▸ INSTRUCTIONS FOR THE TASK
Leave out the pictures and repeat the rest of the material exactly.

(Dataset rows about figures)
◆ ◆ ◆ ◆

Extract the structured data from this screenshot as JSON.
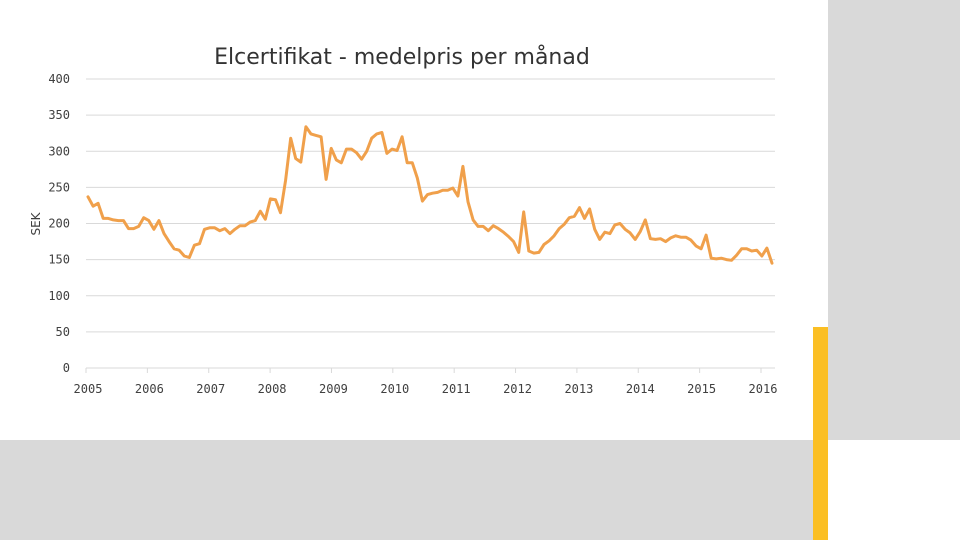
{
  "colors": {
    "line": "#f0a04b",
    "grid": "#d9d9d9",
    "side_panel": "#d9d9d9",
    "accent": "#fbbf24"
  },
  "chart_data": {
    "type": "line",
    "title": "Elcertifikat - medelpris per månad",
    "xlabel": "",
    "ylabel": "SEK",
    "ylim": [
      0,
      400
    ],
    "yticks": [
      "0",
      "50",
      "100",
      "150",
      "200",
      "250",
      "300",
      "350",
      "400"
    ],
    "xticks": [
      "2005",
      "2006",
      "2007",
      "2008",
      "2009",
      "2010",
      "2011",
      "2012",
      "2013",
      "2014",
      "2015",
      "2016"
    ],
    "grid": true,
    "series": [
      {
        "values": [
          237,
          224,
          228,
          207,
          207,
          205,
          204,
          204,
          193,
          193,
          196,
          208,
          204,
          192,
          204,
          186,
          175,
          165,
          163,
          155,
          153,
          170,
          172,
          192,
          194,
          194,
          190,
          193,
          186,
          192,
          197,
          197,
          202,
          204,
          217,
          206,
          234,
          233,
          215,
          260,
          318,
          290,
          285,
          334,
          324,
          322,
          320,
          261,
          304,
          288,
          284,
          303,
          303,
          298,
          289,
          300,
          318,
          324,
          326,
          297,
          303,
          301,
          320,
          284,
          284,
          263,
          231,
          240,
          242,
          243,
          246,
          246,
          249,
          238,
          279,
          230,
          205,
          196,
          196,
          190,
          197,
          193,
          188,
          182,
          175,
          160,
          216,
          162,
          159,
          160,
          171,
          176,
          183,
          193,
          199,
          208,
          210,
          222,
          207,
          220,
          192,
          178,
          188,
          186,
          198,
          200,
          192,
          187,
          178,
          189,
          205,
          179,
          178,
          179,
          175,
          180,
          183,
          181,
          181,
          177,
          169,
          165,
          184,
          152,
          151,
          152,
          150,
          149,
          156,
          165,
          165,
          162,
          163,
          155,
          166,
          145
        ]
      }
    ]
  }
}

◆ ◆ ◆ ◆

▸ SOLUTION FOR THIS PROBLEM
Extract the structured data from this screenshot as JSON.
{
  "colors": {
    "line": "#f0a04b",
    "grid": "#d9d9d9",
    "side_panel": "#d9d9d9",
    "accent": "#fbbf24"
  },
  "chart_data": {
    "type": "line",
    "title": "Elcertifikat - medelpris per månad",
    "xlabel": "",
    "ylabel": "SEK",
    "ylim": [
      0,
      400
    ],
    "yticks": [
      "0",
      "50",
      "100",
      "150",
      "200",
      "250",
      "300",
      "350",
      "400"
    ],
    "xticks": [
      "2005",
      "2006",
      "2007",
      "2008",
      "2009",
      "2010",
      "2011",
      "2012",
      "2013",
      "2014",
      "2015",
      "2016"
    ],
    "grid": true,
    "series": [
      {
        "values": [
          237,
          224,
          228,
          207,
          207,
          205,
          204,
          204,
          193,
          193,
          196,
          208,
          204,
          192,
          204,
          186,
          175,
          165,
          163,
          155,
          153,
          170,
          172,
          192,
          194,
          194,
          190,
          193,
          186,
          192,
          197,
          197,
          202,
          204,
          217,
          206,
          234,
          233,
          215,
          260,
          318,
          290,
          285,
          334,
          324,
          322,
          320,
          261,
          304,
          288,
          284,
          303,
          303,
          298,
          289,
          300,
          318,
          324,
          326,
          297,
          303,
          301,
          320,
          284,
          284,
          263,
          231,
          240,
          242,
          243,
          246,
          246,
          249,
          238,
          279,
          230,
          205,
          196,
          196,
          190,
          197,
          193,
          188,
          182,
          175,
          160,
          216,
          162,
          159,
          160,
          171,
          176,
          183,
          193,
          199,
          208,
          210,
          222,
          207,
          220,
          192,
          178,
          188,
          186,
          198,
          200,
          192,
          187,
          178,
          189,
          205,
          179,
          178,
          179,
          175,
          180,
          183,
          181,
          181,
          177,
          169,
          165,
          184,
          152,
          151,
          152,
          150,
          149,
          156,
          165,
          165,
          162,
          163,
          155,
          166,
          145
        ]
      }
    ]
  }
}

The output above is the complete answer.